# Source data:
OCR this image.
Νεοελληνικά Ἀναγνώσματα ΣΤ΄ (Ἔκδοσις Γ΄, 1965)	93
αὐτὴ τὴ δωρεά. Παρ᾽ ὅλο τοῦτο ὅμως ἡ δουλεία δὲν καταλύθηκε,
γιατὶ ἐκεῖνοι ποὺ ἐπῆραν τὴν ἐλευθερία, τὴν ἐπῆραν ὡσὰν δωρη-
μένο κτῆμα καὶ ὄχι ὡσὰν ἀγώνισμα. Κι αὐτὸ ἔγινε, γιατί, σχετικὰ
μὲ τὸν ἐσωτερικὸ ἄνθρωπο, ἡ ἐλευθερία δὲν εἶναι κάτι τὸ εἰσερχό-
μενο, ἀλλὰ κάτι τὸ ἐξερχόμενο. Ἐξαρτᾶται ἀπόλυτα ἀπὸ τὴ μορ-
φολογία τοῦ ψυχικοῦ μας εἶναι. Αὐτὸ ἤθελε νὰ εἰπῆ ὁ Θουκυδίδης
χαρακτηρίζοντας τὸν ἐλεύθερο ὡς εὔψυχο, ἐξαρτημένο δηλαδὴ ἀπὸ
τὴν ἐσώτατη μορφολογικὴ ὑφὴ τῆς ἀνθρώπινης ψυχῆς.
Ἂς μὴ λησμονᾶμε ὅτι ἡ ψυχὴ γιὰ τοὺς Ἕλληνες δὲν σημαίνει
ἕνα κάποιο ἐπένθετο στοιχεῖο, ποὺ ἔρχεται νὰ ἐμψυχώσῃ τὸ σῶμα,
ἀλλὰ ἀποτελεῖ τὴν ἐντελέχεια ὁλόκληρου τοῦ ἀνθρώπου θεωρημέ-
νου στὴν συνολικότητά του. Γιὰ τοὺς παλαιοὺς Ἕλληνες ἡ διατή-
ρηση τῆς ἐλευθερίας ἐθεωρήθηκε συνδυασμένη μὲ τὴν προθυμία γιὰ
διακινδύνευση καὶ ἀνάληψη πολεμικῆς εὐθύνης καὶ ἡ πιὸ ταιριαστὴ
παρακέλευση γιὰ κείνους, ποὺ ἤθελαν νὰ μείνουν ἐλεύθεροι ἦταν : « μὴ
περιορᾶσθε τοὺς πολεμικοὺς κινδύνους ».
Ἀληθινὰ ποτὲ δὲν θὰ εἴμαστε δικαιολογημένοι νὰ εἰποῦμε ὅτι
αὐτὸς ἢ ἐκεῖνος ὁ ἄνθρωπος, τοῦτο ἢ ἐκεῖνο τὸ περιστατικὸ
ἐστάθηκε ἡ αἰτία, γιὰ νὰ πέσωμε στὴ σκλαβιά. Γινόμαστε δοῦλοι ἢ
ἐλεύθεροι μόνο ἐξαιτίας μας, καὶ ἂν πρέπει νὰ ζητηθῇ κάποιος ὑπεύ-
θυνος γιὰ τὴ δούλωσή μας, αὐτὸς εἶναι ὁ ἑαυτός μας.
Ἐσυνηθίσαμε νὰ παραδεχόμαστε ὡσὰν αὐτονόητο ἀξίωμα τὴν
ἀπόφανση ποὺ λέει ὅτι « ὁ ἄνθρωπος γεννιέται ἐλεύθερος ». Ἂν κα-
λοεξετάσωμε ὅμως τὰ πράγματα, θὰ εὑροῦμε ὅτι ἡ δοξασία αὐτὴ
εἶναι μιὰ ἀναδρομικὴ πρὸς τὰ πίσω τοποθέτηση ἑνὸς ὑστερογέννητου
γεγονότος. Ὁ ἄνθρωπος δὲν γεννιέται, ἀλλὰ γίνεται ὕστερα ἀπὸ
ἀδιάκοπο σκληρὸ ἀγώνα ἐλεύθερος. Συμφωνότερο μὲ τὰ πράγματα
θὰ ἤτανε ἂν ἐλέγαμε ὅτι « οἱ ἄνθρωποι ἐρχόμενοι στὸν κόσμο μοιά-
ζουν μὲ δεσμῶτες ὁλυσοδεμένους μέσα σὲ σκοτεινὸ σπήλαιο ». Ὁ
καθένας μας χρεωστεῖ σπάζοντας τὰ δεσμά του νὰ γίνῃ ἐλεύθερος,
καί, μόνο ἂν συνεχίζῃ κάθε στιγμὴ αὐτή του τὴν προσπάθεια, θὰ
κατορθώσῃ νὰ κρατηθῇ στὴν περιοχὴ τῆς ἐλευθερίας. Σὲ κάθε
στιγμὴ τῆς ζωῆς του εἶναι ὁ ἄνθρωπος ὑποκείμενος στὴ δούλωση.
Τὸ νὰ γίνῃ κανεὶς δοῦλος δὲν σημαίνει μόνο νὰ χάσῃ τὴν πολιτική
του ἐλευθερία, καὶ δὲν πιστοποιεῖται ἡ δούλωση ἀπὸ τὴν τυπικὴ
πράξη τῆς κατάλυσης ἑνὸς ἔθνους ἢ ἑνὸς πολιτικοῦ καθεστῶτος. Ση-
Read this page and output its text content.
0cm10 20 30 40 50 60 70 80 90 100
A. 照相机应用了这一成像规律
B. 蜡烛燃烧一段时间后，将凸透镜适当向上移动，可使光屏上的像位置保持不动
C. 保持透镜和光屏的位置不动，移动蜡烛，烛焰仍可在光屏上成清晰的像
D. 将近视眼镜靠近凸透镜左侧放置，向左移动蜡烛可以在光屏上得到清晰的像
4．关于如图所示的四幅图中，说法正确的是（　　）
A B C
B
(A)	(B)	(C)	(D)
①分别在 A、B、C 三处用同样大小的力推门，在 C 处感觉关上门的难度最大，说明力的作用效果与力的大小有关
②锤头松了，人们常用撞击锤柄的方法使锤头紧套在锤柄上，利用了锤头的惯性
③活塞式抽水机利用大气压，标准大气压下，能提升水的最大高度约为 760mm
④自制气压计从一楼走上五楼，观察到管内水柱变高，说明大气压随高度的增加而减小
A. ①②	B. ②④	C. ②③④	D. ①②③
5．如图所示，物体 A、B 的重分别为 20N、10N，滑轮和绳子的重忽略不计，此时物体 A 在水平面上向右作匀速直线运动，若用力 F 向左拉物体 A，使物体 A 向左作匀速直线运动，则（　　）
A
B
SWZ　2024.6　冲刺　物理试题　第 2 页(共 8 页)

# INSTRUCTIONS TO FOLLOW:
Make an exact copy of the material above.

# PROBLEM SOLUTION:
OCR this image.
Νεοελληνικά Ἀναγνώσματα ΣΤ΄ (Ἔκδοσις Γ΄, 1965)	93
αὐτὴ τὴ δωρεά. Παρ᾽ ὅλο τοῦτο ὅμως ἡ δουλεία δὲν καταλύθηκε,
γιατὶ ἐκεῖνοι ποὺ ἐπῆραν τὴν ἐλευθερία, τὴν ἐπῆραν ὡσὰν δωρη-
μένο κτῆμα καὶ ὄχι ὡσὰν ἀγώνισμα. Κι αὐτὸ ἔγινε, γιατί, σχετικὰ
μὲ τὸν ἐσωτερικὸ ἄνθρωπο, ἡ ἐλευθερία δὲν εἶναι κάτι τὸ εἰσερχό-
μενο, ἀλλὰ κάτι τὸ ἐξερχόμενο. Ἐξαρτᾶται ἀπόλυτα ἀπὸ τὴ μορ-
φολογία τοῦ ψυχικοῦ μας εἶναι. Αὐτὸ ἤθελε νὰ εἰπῆ ὁ Θουκυδίδης
χαρακτηρίζοντας τὸν ἐλεύθερο ὡς εὔψυχο, ἐξαρτημένο δηλαδὴ ἀπὸ
τὴν ἐσώτατη μορφολογικὴ ὑφὴ τῆς ἀνθρώπινης ψυχῆς.
Ἂς μὴ λησμονᾶμε ὅτι ἡ ψυχὴ γιὰ τοὺς Ἕλληνες δὲν σημαίνει
ἕνα κάποιο ἐπένθετο στοιχεῖο, ποὺ ἔρχεται νὰ ἐμψυχώσῃ τὸ σῶμα,
ἀλλὰ ἀποτελεῖ τὴν ἐντελέχεια ὁλόκληρου τοῦ ἀνθρώπου θεωρημέ-
νου στὴν συνολικότητά του. Γιὰ τοὺς παλαιοὺς Ἕλληνες ἡ διατή-
ρηση τῆς ἐλευθερίας ἐθεωρήθηκε συνδυασμένη μὲ τὴν προθυμία γιὰ
διακινδύνευση καὶ ἀνάληψη πολεμικῆς εὐθύνης καὶ ἡ πιὸ ταιριαστὴ
παρακέλευση γιὰ κείνους, ποὺ ἤθελαν νὰ μείνουν ἐλεύθεροι ἦταν : « μὴ
περιορᾶσθε τοὺς πολεμικοὺς κινδύνους ».
Ἀληθινὰ ποτὲ δὲν θὰ εἴμαστε δικαιολογημένοι νὰ εἰποῦμε ὅτι
αὐτὸς ἢ ἐκεῖνος ὁ ἄνθρωπος, τοῦτο ἢ ἐκεῖνο τὸ περιστατικὸ
ἐστάθηκε ἡ αἰτία, γιὰ νὰ πέσωμε στὴ σκλαβιά. Γινόμαστε δοῦλοι ἢ
ἐλεύθεροι μόνο ἐξαιτίας μας, καὶ ἂν πρέπει νὰ ζητηθῇ κάποιος ὑπεύ-
θυνος γιὰ τὴ δούλωσή μας, αὐτὸς εἶναι ὁ ἑαυτός μας.
Ἐσυνηθίσαμε νὰ παραδεχόμαστε ὡσὰν αὐτονόητο ἀξίωμα τὴν
ἀπόφανση ποὺ λέει ὅτι « ὁ ἄνθρωπος γεννιέται ἐλεύθερος ». Ἂν κα-
λοεξετάσωμε ὅμως τὰ πράγματα, θὰ εὑροῦμε ὅτι ἡ δοξασία αὐτὴ
εἶναι μιὰ ἀναδρομικὴ πρὸς τὰ πίσω τοποθέτηση ἑνὸς ὑστερογέννητου
γεγονότος. Ὁ ἄνθρωπος δὲν γεννιέται, ἀλλὰ γίνεται ὕστερα ἀπὸ
ἀδιάκοπο σκληρὸ ἀγώνα ἐλεύθερος. Συμφωνότερο μὲ τὰ πράγματα
θὰ ἤτανε ἂν ἐλέγαμε ὅτι « οἱ ἄνθρωποι ἐρχόμενοι στὸν κόσμο μοιά-
ζουν μὲ δεσμῶτες ὁλυσοδεμένους μέσα σὲ σκοτεινὸ σπήλαιο ». Ὁ
καθένας μας χρεωστεῖ σπάζοντας τὰ δεσμά του νὰ γίνῃ ἐλεύθερος,
καί, μόνο ἂν συνεχίζῃ κάθε στιγμὴ αὐτή του τὴν προσπάθεια, θὰ
κατορθώσῃ νὰ κρατηθῇ στὴν περιοχὴ τῆς ἐλευθερίας. Σὲ κάθε
στιγμὴ τῆς ζωῆς του εἶναι ὁ ἄνθρωπος ὑποκείμενος στὴ δούλωση.
Τὸ νὰ γίνῃ κανεὶς δοῦλος δὲν σημαίνει μόνο νὰ χάσῃ τὴν πολιτική
του ἐλευθερία, καὶ δὲν πιστοποιεῖται ἡ δούλωση ἀπὸ τὴν τυπικὴ
πράξη τῆς κατάλυσης ἑνὸς ἔθνους ἢ ἑνὸς πολιτικοῦ καθεστῶτος. Ση-
Read this page and output its text content.
0cm10 20 30 40 50 60 70 80 90 100
A. 照相机应用了这一成像规律
B. 蜡烛燃烧一段时间后，将凸透镜适当向上移动，可使光屏上的像位置保持不动
C. 保持透镜和光屏的位置不动，移动蜡烛，烛焰仍可在光屏上成清晰的像
D. 将近视眼镜靠近凸透镜左侧放置，向左移动蜡烛可以在光屏上得到清晰的像
4．关于如图所示的四幅图中，说法正确的是（　　）
A B C
B
(A)	(B)	(C)	(D)
①分别在 A、B、C 三处用同样大小的力推门，在 C 处感觉关上门的难度最大，说明力的作用效果与力的大小有关
②锤头松了，人们常用撞击锤柄的方法使锤头紧套在锤柄上，利用了锤头的惯性
③活塞式抽水机利用大气压，标准大气压下，能提升水的最大高度约为 760mm
④自制气压计从一楼走上五楼，观察到管内水柱变高，说明大气压随高度的增加而减小
A. ①②	B. ②④	C. ②③④	D. ①②③
5．如图所示，物体 A、B 的重分别为 20N、10N，滑轮和绳子的重忽略不计，此时物体 A 在水平面上向右作匀速直线运动，若用力 F 向左拉物体 A，使物体 A 向左作匀速直线运动，则（　　）
A
B
SWZ　2024.6　冲刺　物理试题　第 2 页(共 8 页)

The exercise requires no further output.